(Raw records)
------------------------------

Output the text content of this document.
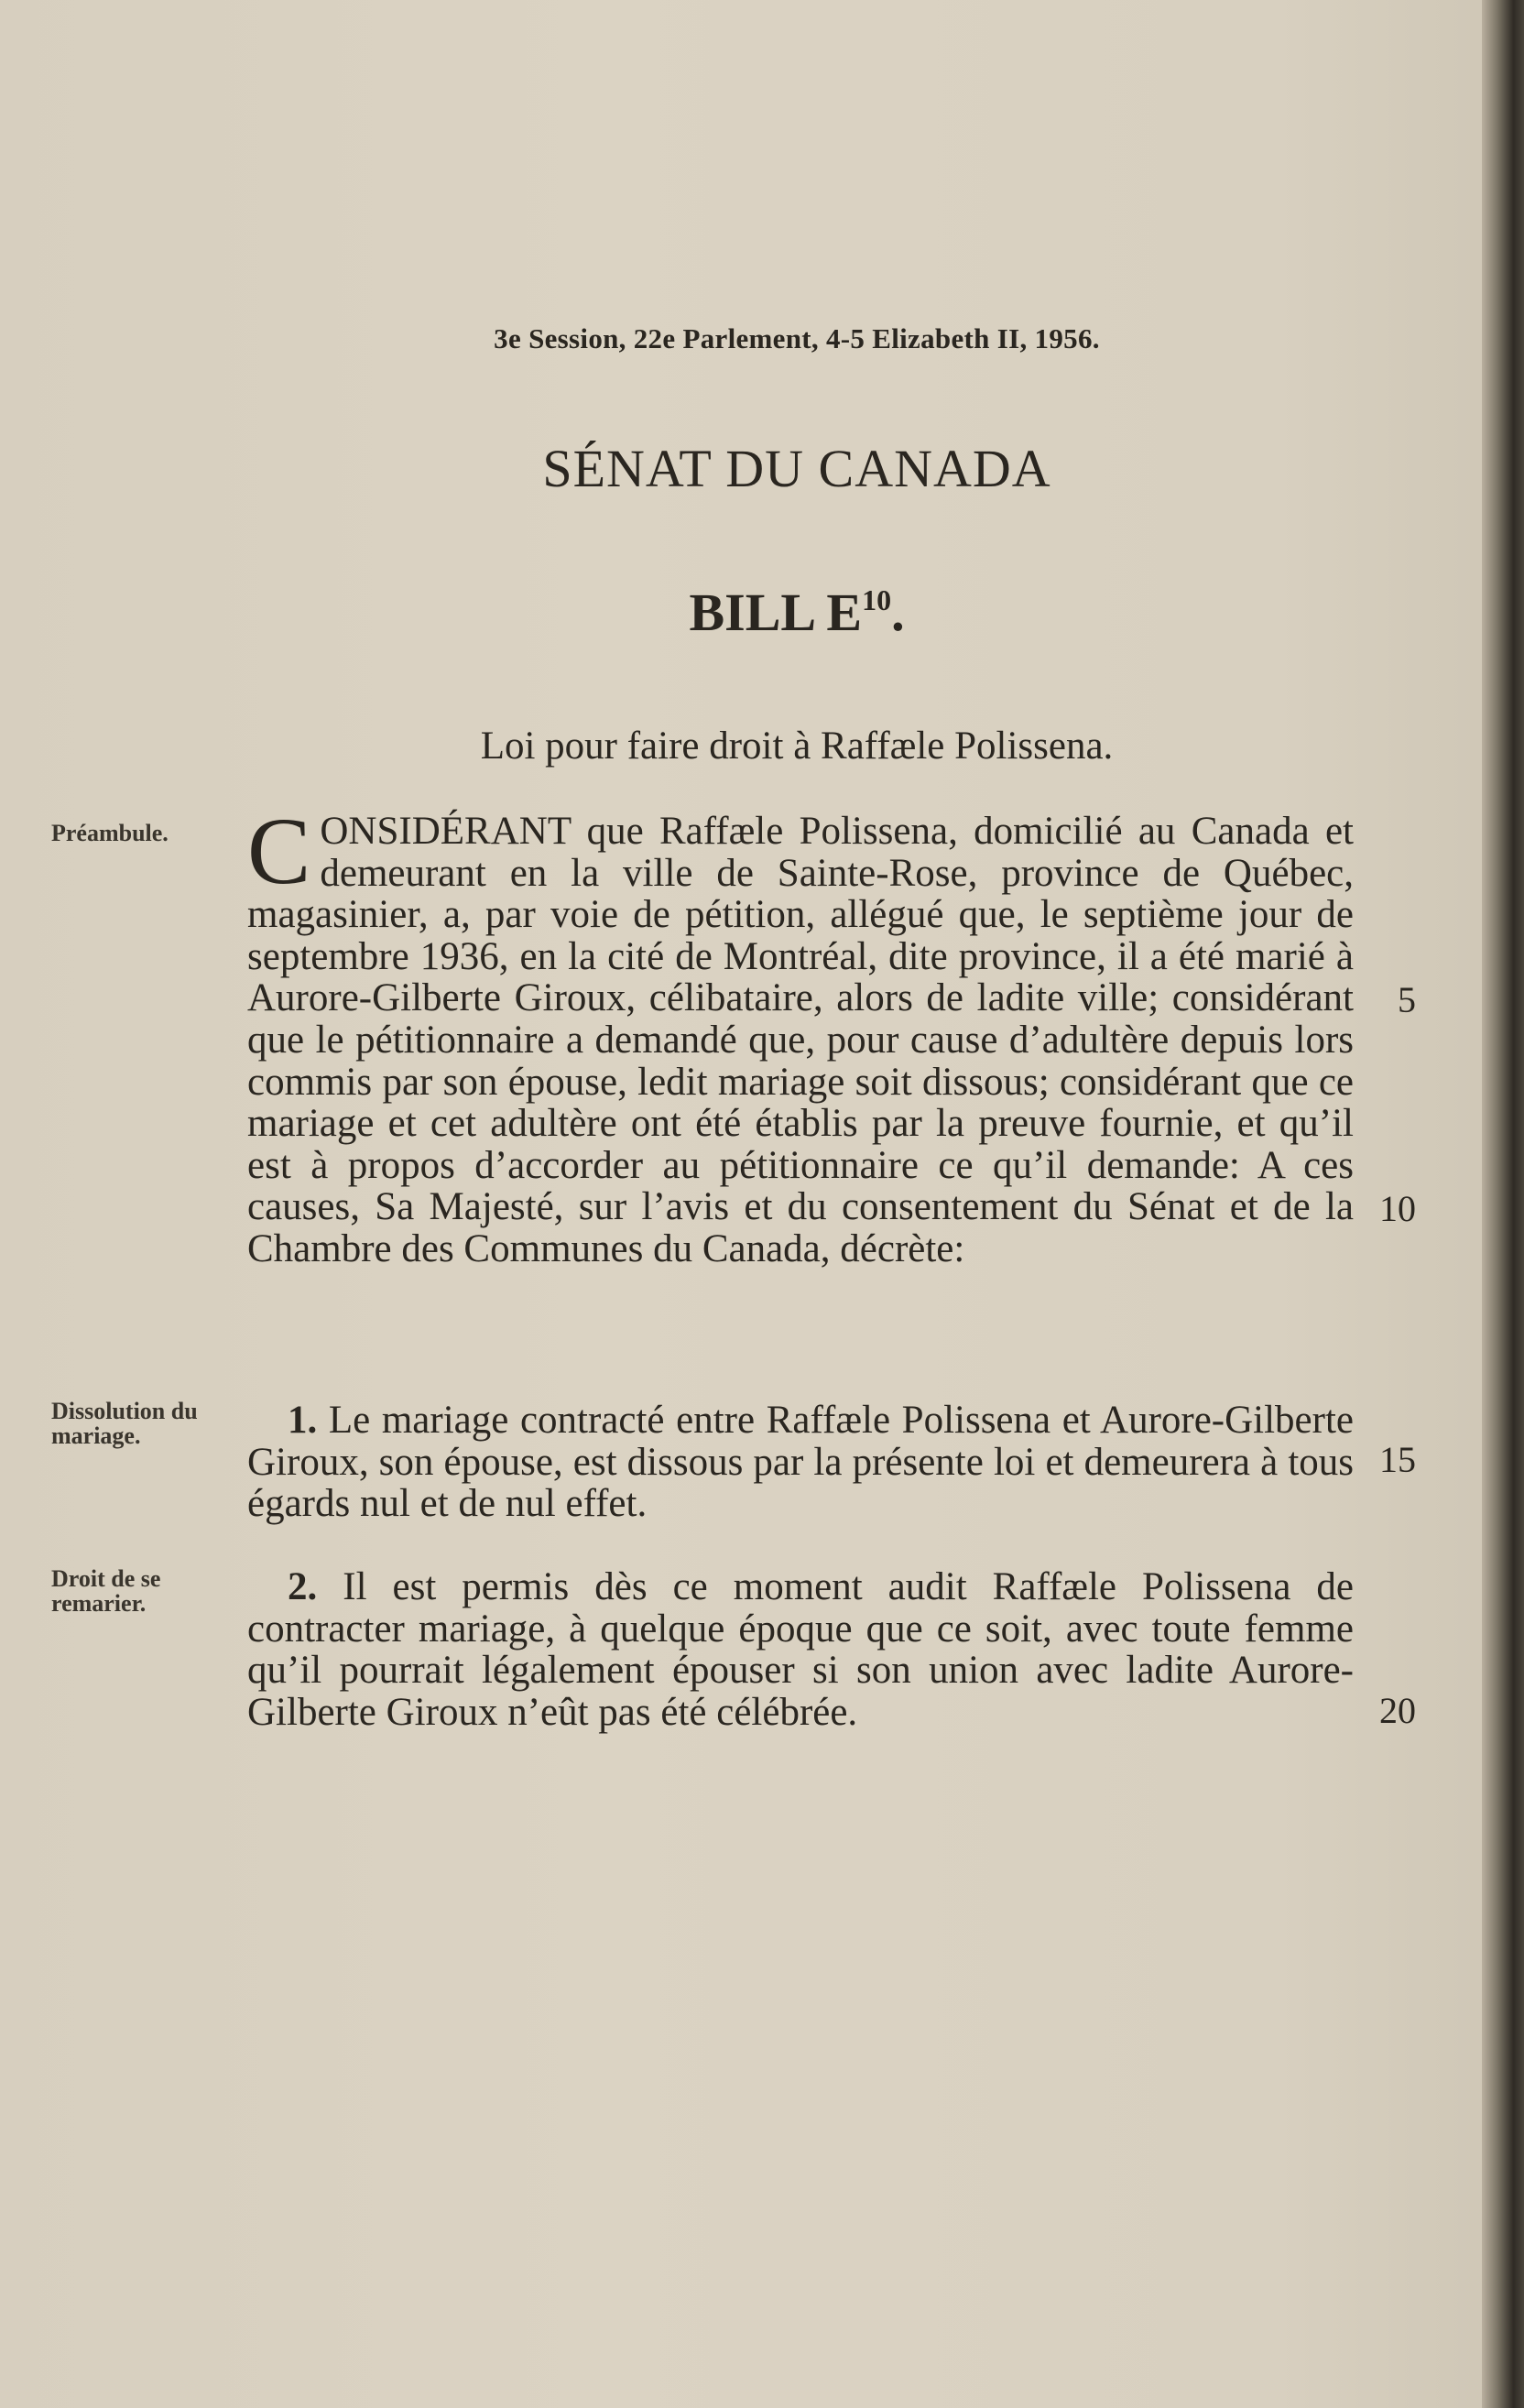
3e Session, 22e Parlement, 4-5 Elizabeth II, 1956.
SÉNAT DU CANADA
BILL $E^{10}$.
Loi pour faire droit à Raffæle Polissena.
Préambule.
Dissolution du mariage.
Droit de se remarier.
CONSIDÉRANT que Raffæle Polissena, domicilié au Canada et demeurant en la ville de Sainte-Rose, province de Québec, magasinier, a, par voie de pétition, allégué que, le septième jour de septembre 1936, en la cité de Montréal, dite province, il a été marié à Aurore-Gilberte Giroux, célibataire, alors de ladite ville; considérant que le pétitionnaire a demandé que, pour cause d’adultère depuis lors commis par son épouse, ledit mariage soit dissous; considérant que ce mariage et cet adultère ont été établis par la preuve fournie, et qu’il est à propos d’accorder au pétitionnaire ce qu’il demande: A ces causes, Sa Majesté, sur l’avis et du consentement du Sénat et de la Chambre des Communes du Canada, décrète:
1. Le mariage contracté entre Raffæle Polissena et Aurore-Gilberte Giroux, son épouse, est dissous par la présente loi et demeurera à tous égards nul et de nul effet.
2. Il est permis dès ce moment audit Raffæle Polissena de contracter mariage, à quelque époque que ce soit, avec toute femme qu’il pourrait légalement épouser si son union avec ladite Aurore-Gilberte Giroux n’eût pas été célébrée.
5
10
15
20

------------------------------

## PROMPT
Quote in full the listing given above; the images are to be left out.

## OUTPUT FOR THIS EXERCISE
Output the text content of this document.
3e Session, 22e Parlement, 4-5 Elizabeth II, 1956.
SÉNAT DU CANADA
BILL $E^{10}$.
Loi pour faire droit à Raffæle Polissena.
Préambule.
Dissolution du mariage.
Droit de se remarier.
CONSIDÉRANT que Raffæle Polissena, domicilié au Canada et demeurant en la ville de Sainte-Rose, province de Québec, magasinier, a, par voie de pétition, allégué que, le septième jour de septembre 1936, en la cité de Montréal, dite province, il a été marié à Aurore-Gilberte Giroux, célibataire, alors de ladite ville; considérant que le pétitionnaire a demandé que, pour cause d’adultère depuis lors commis par son épouse, ledit mariage soit dissous; considérant que ce mariage et cet adultère ont été établis par la preuve fournie, et qu’il est à propos d’accorder au pétitionnaire ce qu’il demande: A ces causes, Sa Majesté, sur l’avis et du consentement du Sénat et de la Chambre des Communes du Canada, décrète:
1. Le mariage contracté entre Raffæle Polissena et Aurore-Gilberte Giroux, son épouse, est dissous par la présente loi et demeurera à tous égards nul et de nul effet.
2. Il est permis dès ce moment audit Raffæle Polissena de contracter mariage, à quelque époque que ce soit, avec toute femme qu’il pourrait légalement épouser si son union avec ladite Aurore-Gilberte Giroux n’eût pas été célébrée.
5
10
15
20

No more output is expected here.